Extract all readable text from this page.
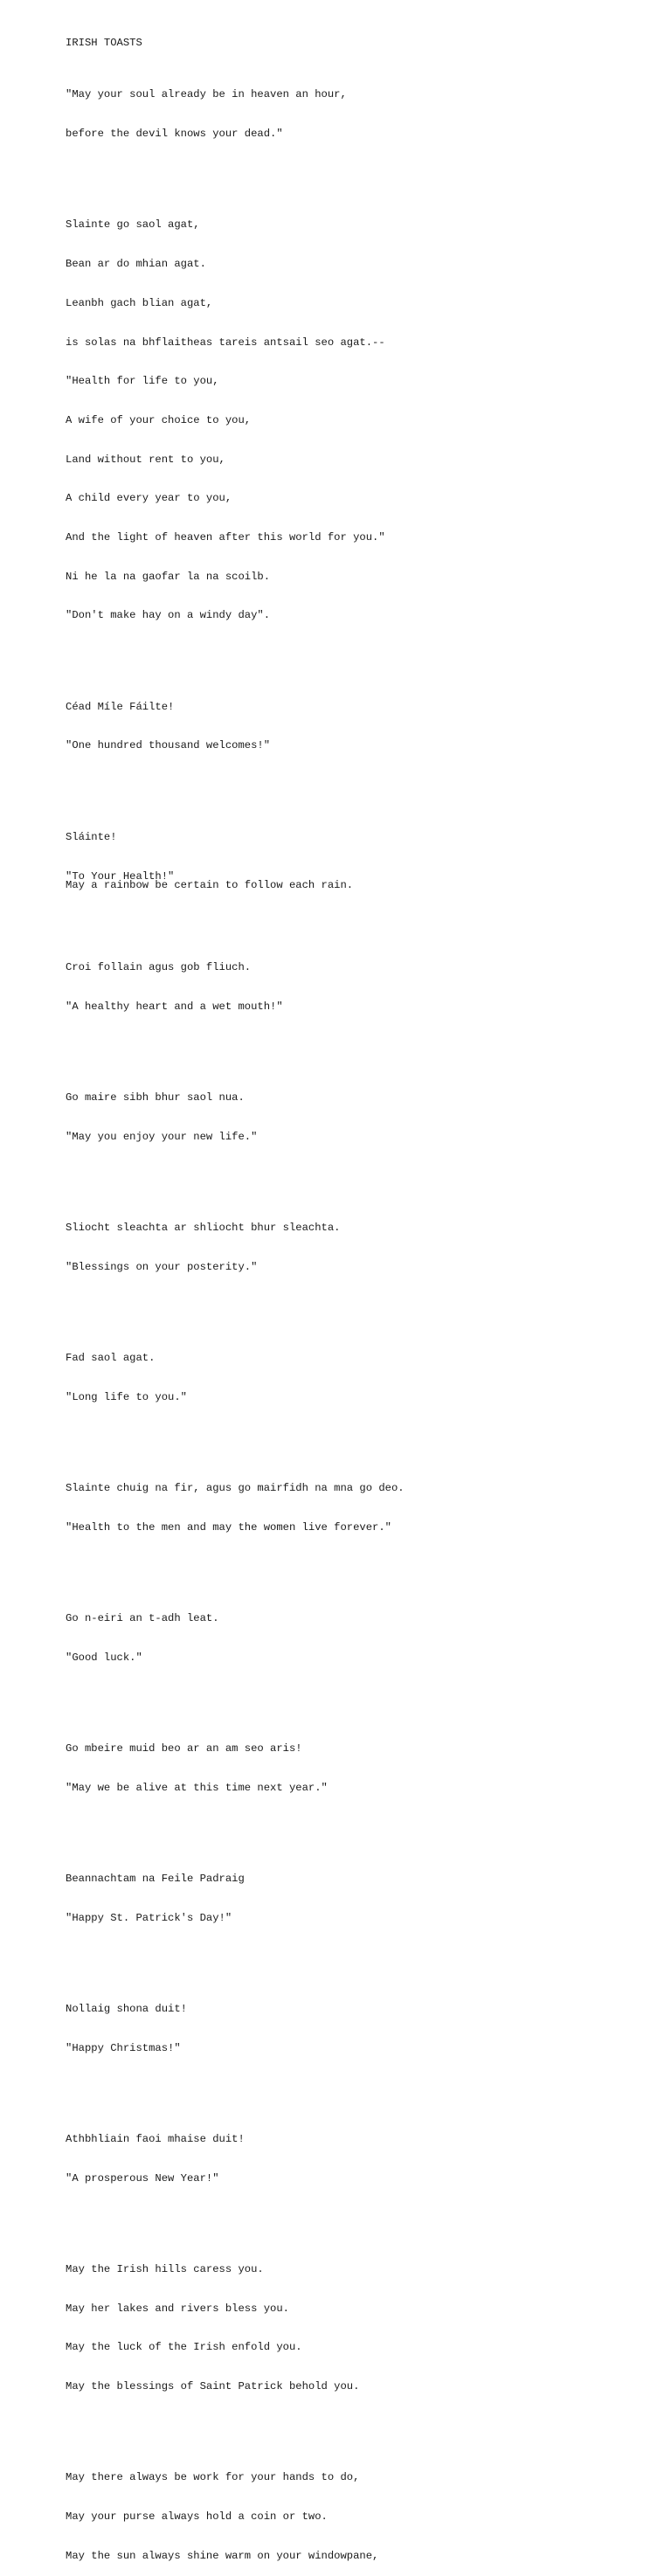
IRISH TOASTS

"May your soul already be in heaven an hour,

before the devil knows your dead."

Slainte go saol agat,

Bean ar do mhian agat.

Leanbh gach blian agat,

is solas na bhflaitheas tareis antsail seo agat.--

"Health for life to you,

A wife of your choice to you,

Land without rent to you,

A child every year to you,

And the light of heaven after this world for you."

Ni he la na gaofar la na scoilb.

"Don't make hay on a windy day".

Céad Míle Fáilte!

"One hundred thousand welcomes!"

Sláinte!

"To Your Health!"

Croi follain agus gob fliuch.

"A healthy heart and a wet mouth!"

Go maire sibh bhur saol nua.

"May you enjoy your new life."

Sliocht sleachta ar shliocht bhur sleachta.

"Blessings on your posterity."

Fad saol agat.

"Long life to you."

Slainte chuig na fir, agus go mairfidh na mna go deo.

"Health to the men and may the women live forever."

Go n-eiri an t-adh leat.

"Good luck."

Go mbeire muid beo ar an am seo aris!

"May we be alive at this time next year."

Beannachtam na Feile Padraig

"Happy St. Patrick's Day!"

Nollaig shona duit!

"Happy Christmas!"

Athbhliain faoi mhaise duit!

"A prosperous New Year!"

May the Irish hills caress you.

May her lakes and rivers bless you.

May the luck of the Irish enfold you.

May the blessings of Saint Patrick behold you.

May there always be work for your hands to do,

May your purse always hold a coin or two.

May the sun always shine warm on your windowpane,

May a rainbow be certain to follow each rain.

......

Every entry must be written out exactly, with all pictures left out.

Extract all readable text from this page.
IRISH TOASTS

"May your soul already be in heaven an hour,

before the devil knows your dead."

Slainte go saol agat,

Bean ar do mhian agat.

Leanbh gach blian agat,

is solas na bhflaitheas tareis antsail seo agat.--

"Health for life to you,

A wife of your choice to you,

Land without rent to you,

A child every year to you,

And the light of heaven after this world for you."

Ni he la na gaofar la na scoilb.

"Don't make hay on a windy day".

Céad Míle Fáilte!

"One hundred thousand welcomes!"

Sláinte!

"To Your Health!"

Croi follain agus gob fliuch.

"A healthy heart and a wet mouth!"

Go maire sibh bhur saol nua.

"May you enjoy your new life."

Sliocht sleachta ar shliocht bhur sleachta.

"Blessings on your posterity."

Fad saol agat.

"Long life to you."

Slainte chuig na fir, agus go mairfidh na mna go deo.

"Health to the men and may the women live forever."

Go n-eiri an t-adh leat.

"Good luck."

Go mbeire muid beo ar an am seo aris!

"May we be alive at this time next year."

Beannachtam na Feile Padraig

"Happy St. Patrick's Day!"

Nollaig shona duit!

"Happy Christmas!"

Athbhliain faoi mhaise duit!

"A prosperous New Year!"

May the Irish hills caress you.

May her lakes and rivers bless you.

May the luck of the Irish enfold you.

May the blessings of Saint Patrick behold you.

May there always be work for your hands to do,

May your purse always hold a coin or two.

May the sun always shine warm on your windowpane,

May a rainbow be certain to follow each rain.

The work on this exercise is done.